=== FRAGMENTO DEL TEXTO ===
BEATO VICENTE VAZQUEZ
SANTOS
1936 d.C.
26 de julio
Vicente Vázquez
Santos, CMF
* 23 de agosto de 1915 en Villada, Palencia (España)
+ 26 de julio de 1936 en Lerida (España)
Estudiante
Aquella tarde del viernes 24, después de la emocionada despedida
bajo el viejo saúco, el grupo asignado al Padre Manuel
Jové emprendía la marcha hacia Vallbona de les Monges,
pueblo natal del Padre, donde pensaba él que no correría
peligro la vida de los jóvenes seminaristas que la Providencia
le confiaba. Deben constar aquí los nombres de estos
jóvenes magníficos, nombres delante de los cuales
esperamos poner pronto un Beato..., San... Onésimo Agorreta,
Amado Amalrich, José Amargant, Pedro Caball, José
Casademont, Teófilo Casajús, Antonio Cerdá, Amadeo
Costa, José Elcano, Luis Hortós, Senén
López, Miguel Oscoz, Luis Plana y Vicente Vázquez.
Eran jóvenes, pero todavía les pesaba en las piernas la
marcha de hacía día y medio desde San Ramón a
Mas Claret. Ya bastante tarde, no pudieron hacer más que unos
diez kilómetros hasta el pueblecito de Montornés, sureste
de Cervera, donde fueron acogidos por varias familias buenas. Al
amanecer del 25, emprendían de nuevo la caminata, y a media
mañana llegaban a la altura de Guimerá. El Padre
Jové, hijo de aquella tierra, pidió un destino
próximo:
- Enséñenme el camino de La Bovera, que desde allí
sabré orientarme, pues he estado varias veces predicando en ese
santuario de la Virgen.
Muy bien todo, pero todo les iba a resultar al revés. Al bajar
de la ermita de la Virgen, el Padre distribuyó a los
jóvenes de dos en dos para que caminasen distanciados y
así evitaran sospechas. Sólo que en vez de tomar una
vertiente del montecito donde se asienta el santuario debieron haber
tomado la otra, escondida a las miradas indiscretas del pueblecito de
Ciutadilla. Caminaban hacia Rocafort, y se detuvieron en un bosquecillo
a tres kilómetros de la población, mientras el Padre se
adelantaba solo para sacar los pases del Comité, seguro de la
lealtad de los buenos amigos con que allí contaba.

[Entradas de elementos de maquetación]
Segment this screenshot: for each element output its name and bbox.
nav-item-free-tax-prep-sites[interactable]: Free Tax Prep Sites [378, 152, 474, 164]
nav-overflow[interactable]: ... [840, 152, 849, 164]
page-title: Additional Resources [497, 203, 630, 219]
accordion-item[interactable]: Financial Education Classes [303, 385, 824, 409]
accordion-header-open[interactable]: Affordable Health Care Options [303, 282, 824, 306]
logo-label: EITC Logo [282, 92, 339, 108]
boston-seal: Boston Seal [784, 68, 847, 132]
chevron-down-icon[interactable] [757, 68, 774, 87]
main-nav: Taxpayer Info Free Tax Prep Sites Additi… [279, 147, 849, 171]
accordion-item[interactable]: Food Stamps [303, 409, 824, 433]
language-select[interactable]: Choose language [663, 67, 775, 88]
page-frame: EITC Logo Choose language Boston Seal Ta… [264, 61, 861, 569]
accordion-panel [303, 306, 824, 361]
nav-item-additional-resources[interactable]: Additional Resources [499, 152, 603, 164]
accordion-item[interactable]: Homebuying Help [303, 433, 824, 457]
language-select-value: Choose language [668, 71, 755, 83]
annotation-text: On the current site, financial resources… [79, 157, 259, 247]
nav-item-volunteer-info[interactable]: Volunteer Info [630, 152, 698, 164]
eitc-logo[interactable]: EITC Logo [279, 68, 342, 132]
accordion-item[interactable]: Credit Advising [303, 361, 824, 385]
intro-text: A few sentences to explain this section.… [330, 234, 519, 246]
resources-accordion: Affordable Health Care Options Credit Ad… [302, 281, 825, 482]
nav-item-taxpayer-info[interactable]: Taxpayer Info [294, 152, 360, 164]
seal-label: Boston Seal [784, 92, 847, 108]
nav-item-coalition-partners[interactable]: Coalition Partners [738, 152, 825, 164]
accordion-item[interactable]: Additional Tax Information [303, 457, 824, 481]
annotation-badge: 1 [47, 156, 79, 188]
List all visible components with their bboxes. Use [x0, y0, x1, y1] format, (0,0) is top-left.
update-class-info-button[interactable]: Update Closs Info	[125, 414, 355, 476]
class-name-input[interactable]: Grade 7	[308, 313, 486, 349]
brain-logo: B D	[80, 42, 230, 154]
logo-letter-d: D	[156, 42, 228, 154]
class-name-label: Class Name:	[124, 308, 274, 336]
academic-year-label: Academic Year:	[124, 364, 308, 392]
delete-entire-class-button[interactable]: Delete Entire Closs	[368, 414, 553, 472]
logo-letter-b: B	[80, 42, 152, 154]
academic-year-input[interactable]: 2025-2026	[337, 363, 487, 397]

=== TAREAS DEL EJERCICIO ===
1. En el fragmento sobre el beato Vicente Vázquez Santos, ¿a qué pueblo se dirigía el grupo asignado al Padre Manuel Jové al emprender la marcha?
2. Prosiga el fragmento sobre el beato Vicente Vázquez Santos a partir de su última oración.

=== RESULTADOS POR TAREA ===
1. A Vallbona de les Monges, pueblo natal del Padre.

2.
Y así fue... Todo le iba bien al Padre, que en casa del Sr.
Miró pudo lavarse sus pies llagados de tanto caminar.
Descansó un poco, y con un amigo, el mismo Presidente del
Comité, se estaban redactando los codiciados pases que
aseguraban la estancia de los fugitivos entre Rocafort, San
Martí de Maldá y Vallbona de les Monges. Pero se hubo de
suspender precipitadamente la redacción de los preciados
documentos.
- ¿Dónde está ese cura Manuel Jové que ha
venido aquí?
El Sr. Miró quiso despistar:
- En mi casa hay un señor vestido de seglar como nosotros, muy
amigo de mi padre, y yo no sé si es cura o no.
Pero los milicianos de Ciutadilla iban certeramente orientados. Desde
su pueblo habían visto a aquellas parejas misteriosas de
muchachos, se lanzaron en su persecución, y a estas horas
estaban ya todos detenidos, llevados entre fusiles hacia el centro
socialista del pueblo.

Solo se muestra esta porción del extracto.